▶ _Requirements_
Repeat the whole listing exactly as written.
## START
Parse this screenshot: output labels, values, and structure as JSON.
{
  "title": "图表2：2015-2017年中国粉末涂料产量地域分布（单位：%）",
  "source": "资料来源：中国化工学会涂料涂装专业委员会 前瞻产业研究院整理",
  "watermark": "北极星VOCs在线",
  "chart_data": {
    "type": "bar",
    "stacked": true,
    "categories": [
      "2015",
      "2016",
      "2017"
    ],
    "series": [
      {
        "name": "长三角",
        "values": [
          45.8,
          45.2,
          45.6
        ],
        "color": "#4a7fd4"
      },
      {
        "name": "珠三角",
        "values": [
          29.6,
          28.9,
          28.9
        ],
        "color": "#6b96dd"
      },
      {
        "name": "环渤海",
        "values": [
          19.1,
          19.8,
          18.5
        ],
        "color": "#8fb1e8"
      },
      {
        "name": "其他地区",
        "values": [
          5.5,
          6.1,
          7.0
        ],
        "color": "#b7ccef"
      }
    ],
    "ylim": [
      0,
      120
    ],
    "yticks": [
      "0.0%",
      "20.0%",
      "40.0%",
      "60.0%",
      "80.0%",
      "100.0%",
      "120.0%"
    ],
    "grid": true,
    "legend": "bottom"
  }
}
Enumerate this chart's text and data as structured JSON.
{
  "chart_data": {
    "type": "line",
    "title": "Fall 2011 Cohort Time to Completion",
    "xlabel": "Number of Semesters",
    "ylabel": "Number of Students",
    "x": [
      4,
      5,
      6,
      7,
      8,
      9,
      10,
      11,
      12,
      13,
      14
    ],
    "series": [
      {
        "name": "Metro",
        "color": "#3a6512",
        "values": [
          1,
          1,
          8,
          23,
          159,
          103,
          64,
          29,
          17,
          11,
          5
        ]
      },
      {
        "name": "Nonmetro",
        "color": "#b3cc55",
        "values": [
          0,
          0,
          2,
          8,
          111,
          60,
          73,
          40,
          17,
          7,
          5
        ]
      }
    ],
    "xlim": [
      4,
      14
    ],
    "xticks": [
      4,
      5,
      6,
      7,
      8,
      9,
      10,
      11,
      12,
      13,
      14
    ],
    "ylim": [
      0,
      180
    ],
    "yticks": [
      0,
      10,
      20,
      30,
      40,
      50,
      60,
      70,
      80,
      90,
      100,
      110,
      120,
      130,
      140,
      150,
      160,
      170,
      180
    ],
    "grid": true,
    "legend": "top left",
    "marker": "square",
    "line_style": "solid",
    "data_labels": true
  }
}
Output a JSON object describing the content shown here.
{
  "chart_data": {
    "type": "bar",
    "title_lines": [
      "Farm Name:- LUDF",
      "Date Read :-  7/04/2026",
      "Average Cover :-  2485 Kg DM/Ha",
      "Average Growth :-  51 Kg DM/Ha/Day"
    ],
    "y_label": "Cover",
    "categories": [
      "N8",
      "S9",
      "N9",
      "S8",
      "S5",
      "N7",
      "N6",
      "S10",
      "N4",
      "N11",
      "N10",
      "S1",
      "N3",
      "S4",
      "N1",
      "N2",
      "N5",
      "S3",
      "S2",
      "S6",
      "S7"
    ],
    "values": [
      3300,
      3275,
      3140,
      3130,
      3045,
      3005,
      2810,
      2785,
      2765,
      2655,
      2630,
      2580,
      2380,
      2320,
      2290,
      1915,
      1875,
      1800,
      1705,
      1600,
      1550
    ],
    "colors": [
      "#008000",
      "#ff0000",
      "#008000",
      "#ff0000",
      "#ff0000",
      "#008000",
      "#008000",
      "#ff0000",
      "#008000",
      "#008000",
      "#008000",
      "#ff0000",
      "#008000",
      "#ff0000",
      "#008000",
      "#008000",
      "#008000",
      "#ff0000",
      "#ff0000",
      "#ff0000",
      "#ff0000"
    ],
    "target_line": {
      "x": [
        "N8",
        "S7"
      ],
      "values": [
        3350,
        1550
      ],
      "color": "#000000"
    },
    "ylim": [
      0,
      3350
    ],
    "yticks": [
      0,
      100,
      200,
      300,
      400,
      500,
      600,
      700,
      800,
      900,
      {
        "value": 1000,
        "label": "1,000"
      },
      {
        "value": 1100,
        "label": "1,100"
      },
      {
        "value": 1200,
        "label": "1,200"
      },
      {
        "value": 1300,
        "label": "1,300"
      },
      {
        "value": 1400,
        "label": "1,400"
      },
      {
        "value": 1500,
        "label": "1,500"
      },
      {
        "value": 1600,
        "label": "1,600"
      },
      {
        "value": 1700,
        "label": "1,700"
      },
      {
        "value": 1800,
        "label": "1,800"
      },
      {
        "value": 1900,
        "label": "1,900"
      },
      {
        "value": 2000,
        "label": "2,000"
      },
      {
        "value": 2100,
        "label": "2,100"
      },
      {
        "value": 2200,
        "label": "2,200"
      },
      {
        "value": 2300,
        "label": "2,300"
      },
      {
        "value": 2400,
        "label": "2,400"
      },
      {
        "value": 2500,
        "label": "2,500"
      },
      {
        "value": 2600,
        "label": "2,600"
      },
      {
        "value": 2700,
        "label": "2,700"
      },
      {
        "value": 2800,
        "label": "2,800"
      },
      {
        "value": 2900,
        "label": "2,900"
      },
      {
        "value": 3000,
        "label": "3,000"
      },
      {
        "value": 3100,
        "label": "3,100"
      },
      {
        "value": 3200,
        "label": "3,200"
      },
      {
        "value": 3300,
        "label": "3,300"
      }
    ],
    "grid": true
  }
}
## END
▶ _Reply_
Parse this screenshot: output labels, values, and structure as JSON.
{
  "title": "图表2：2015-2017年中国粉末涂料产量地域分布（单位：%）",
  "source": "资料来源：中国化工学会涂料涂装专业委员会 前瞻产业研究院整理",
  "watermark": "北极星VOCs在线",
  "chart_data": {
    "type": "bar",
    "stacked": true,
    "categories": [
      "2015",
      "2016",
      "2017"
    ],
    "series": [
      {
        "name": "长三角",
        "values": [
          45.8,
          45.2,
          45.6
        ],
        "color": "#4a7fd4"
      },
      {
        "name": "珠三角",
        "values": [
          29.6,
          28.9,
          28.9
        ],
        "color": "#6b96dd"
      },
      {
        "name": "环渤海",
        "values": [
          19.1,
          19.8,
          18.5
        ],
        "color": "#8fb1e8"
      },
      {
        "name": "其他地区",
        "values": [
          5.5,
          6.1,
          7.0
        ],
        "color": "#b7ccef"
      }
    ],
    "ylim": [
      0,
      120
    ],
    "yticks": [
      "0.0%",
      "20.0%",
      "40.0%",
      "60.0%",
      "80.0%",
      "100.0%",
      "120.0%"
    ],
    "grid": true,
    "legend": "bottom"
  }
}
Enumerate this chart's text and data as structured JSON.
{
  "chart_data": {
    "type": "line",
    "title": "Fall 2011 Cohort Time to Completion",
    "xlabel": "Number of Semesters",
    "ylabel": "Number of Students",
    "x": [
      4,
      5,
      6,
      7,
      8,
      9,
      10,
      11,
      12,
      13,
      14
    ],
    "series": [
      {
        "name": "Metro",
        "color": "#3a6512",
        "values": [
          1,
          1,
          8,
          23,
          159,
          103,
          64,
          29,
          17,
          11,
          5
        ]
      },
      {
        "name": "Nonmetro",
        "color": "#b3cc55",
        "values": [
          0,
          0,
          2,
          8,
          111,
          60,
          73,
          40,
          17,
          7,
          5
        ]
      }
    ],
    "xlim": [
      4,
      14
    ],
    "xticks": [
      4,
      5,
      6,
      7,
      8,
      9,
      10,
      11,
      12,
      13,
      14
    ],
    "ylim": [
      0,
      180
    ],
    "yticks": [
      0,
      10,
      20,
      30,
      40,
      50,
      60,
      70,
      80,
      90,
      100,
      110,
      120,
      130,
      140,
      150,
      160,
      170,
      180
    ],
    "grid": true,
    "legend": "top left",
    "marker": "square",
    "line_style": "solid",
    "data_labels": true
  }
}
Output a JSON object describing the content shown here.
{
  "chart_data": {
    "type": "bar",
    "title_lines": [
      "Farm Name:- LUDF",
      "Date Read :-  7/04/2026",
      "Average Cover :-  2485 Kg DM/Ha",
      "Average Growth :-  51 Kg DM/Ha/Day"
    ],
    "y_label": "Cover",
    "categories": [
      "N8",
      "S9",
      "N9",
      "S8",
      "S5",
      "N7",
      "N6",
      "S10",
      "N4",
      "N11",
      "N10",
      "S1",
      "N3",
      "S4",
      "N1",
      "N2",
      "N5",
      "S3",
      "S2",
      "S6",
      "S7"
    ],
    "values": [
      3300,
      3275,
      3140,
      3130,
      3045,
      3005,
      2810,
      2785,
      2765,
      2655,
      2630,
      2580,
      2380,
      2320,
      2290,
      1915,
      1875,
      1800,
      1705,
      1600,
      1550
    ],
    "colors": [
      "#008000",
      "#ff0000",
      "#008000",
      "#ff0000",
      "#ff0000",
      "#008000",
      "#008000",
      "#ff0000",
      "#008000",
      "#008000",
      "#008000",
      "#ff0000",
      "#008000",
      "#ff0000",
      "#008000",
      "#008000",
      "#008000",
      "#ff0000",
      "#ff0000",
      "#ff0000",
      "#ff0000"
    ],
    "target_line": {
      "x": [
        "N8",
        "S7"
      ],
      "values": [
        3350,
        1550
      ],
      "color": "#000000"
    },
    "ylim": [
      0,
      3350
    ],
    "yticks": [
      0,
      100,
      200,
      300,
      400,
      500,
      600,
      700,
      800,
      900,
      {
        "value": 1000,
        "label": "1,000"
      },
      {
        "value": 1100,
        "label": "1,100"
      },
      {
        "value": 1200,
        "label": "1,200"
      },
      {
        "value": 1300,
        "label": "1,300"
      },
      {
        "value": 1400,
        "label": "1,400"
      },
      {
        "value": 1500,
        "label": "1,500"
      },
      {
        "value": 1600,
        "label": "1,600"
      },
      {
        "value": 1700,
        "label": "1,700"
      },
      {
        "value": 1800,
        "label": "1,800"
      },
      {
        "value": 1900,
        "label": "1,900"
      },
      {
        "value": 2000,
        "label": "2,000"
      },
      {
        "value": 2100,
        "label": "2,100"
      },
      {
        "value": 2200,
        "label": "2,200"
      },
      {
        "value": 2300,
        "label": "2,300"
      },
      {
        "value": 2400,
        "label": "2,400"
      },
      {
        "value": 2500,
        "label": "2,500"
      },
      {
        "value": 2600,
        "label": "2,600"
      },
      {
        "value": 2700,
        "label": "2,700"
      },
      {
        "value": 2800,
        "label": "2,800"
      },
      {
        "value": 2900,
        "label": "2,900"
      },
      {
        "value": 3000,
        "label": "3,000"
      },
      {
        "value": 3100,
        "label": "3,100"
      },
      {
        "value": 3200,
        "label": "3,200"
      },
      {
        "value": 3300,
        "label": "3,300"
      }
    ],
    "grid": true
  }
}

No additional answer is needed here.